__Goal__
Which lines in the records below contain the word "Voucher"? Copy each one out.
___ Records to use ___
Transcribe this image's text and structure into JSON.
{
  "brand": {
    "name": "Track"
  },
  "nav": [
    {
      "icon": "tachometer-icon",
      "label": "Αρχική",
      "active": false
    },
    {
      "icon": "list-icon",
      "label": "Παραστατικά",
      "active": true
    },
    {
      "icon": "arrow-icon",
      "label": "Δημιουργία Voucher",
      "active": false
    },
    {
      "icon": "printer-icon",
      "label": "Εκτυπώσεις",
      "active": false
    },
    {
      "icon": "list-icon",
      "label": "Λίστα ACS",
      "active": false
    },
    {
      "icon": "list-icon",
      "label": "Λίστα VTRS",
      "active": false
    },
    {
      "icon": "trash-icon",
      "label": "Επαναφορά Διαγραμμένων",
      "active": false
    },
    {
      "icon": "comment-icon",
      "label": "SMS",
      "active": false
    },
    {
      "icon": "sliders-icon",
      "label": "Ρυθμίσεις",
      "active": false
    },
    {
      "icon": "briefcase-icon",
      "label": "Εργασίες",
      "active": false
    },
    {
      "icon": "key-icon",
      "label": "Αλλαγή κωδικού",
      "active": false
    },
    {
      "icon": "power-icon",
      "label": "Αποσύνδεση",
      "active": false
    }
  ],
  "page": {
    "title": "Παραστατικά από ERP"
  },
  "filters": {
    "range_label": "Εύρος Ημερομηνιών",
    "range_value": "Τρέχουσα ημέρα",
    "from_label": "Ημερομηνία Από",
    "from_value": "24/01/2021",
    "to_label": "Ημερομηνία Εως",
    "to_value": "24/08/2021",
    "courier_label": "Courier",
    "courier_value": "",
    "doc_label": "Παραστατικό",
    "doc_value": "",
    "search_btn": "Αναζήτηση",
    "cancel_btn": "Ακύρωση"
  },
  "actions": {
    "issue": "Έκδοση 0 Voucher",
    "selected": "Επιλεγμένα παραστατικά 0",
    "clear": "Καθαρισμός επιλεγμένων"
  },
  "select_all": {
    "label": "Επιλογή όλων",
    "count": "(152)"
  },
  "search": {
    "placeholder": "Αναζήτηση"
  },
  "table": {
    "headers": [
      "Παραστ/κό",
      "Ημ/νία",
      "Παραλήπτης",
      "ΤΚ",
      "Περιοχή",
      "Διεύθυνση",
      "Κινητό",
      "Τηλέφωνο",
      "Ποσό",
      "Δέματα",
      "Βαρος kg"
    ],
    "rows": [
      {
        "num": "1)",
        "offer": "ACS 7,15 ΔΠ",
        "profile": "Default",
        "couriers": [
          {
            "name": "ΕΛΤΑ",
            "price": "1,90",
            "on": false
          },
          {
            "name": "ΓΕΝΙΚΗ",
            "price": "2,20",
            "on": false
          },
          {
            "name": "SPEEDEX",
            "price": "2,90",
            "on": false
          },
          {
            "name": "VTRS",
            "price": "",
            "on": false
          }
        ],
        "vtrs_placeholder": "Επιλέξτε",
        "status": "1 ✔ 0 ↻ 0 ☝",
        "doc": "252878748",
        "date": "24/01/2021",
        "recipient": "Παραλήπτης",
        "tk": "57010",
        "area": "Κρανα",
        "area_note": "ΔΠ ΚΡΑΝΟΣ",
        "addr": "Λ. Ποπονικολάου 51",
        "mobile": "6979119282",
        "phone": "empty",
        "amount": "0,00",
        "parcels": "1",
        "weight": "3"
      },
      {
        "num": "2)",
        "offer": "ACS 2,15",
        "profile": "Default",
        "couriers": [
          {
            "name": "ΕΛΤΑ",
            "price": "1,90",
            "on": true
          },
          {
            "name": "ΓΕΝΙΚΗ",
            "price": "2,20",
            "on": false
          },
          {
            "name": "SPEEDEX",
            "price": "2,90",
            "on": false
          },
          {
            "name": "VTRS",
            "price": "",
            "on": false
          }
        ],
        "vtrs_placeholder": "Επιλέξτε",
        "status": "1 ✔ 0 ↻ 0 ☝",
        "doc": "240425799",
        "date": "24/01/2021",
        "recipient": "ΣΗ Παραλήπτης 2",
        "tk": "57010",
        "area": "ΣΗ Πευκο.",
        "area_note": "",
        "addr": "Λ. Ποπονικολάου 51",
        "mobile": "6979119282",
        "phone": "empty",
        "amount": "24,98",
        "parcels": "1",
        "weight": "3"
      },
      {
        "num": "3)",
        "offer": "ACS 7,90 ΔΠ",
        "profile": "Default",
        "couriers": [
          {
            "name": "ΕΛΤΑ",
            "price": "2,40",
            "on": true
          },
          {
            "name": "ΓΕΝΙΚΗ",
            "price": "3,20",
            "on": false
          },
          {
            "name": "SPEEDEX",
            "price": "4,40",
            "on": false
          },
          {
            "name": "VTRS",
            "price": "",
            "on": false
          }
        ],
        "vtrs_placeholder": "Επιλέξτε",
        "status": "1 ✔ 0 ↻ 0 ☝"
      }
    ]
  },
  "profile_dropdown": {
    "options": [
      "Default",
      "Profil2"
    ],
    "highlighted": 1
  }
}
___
__Written answer__
      "label": "Δημιουργία Voucher",
    "issue": "Έκδοση 0 Voucher",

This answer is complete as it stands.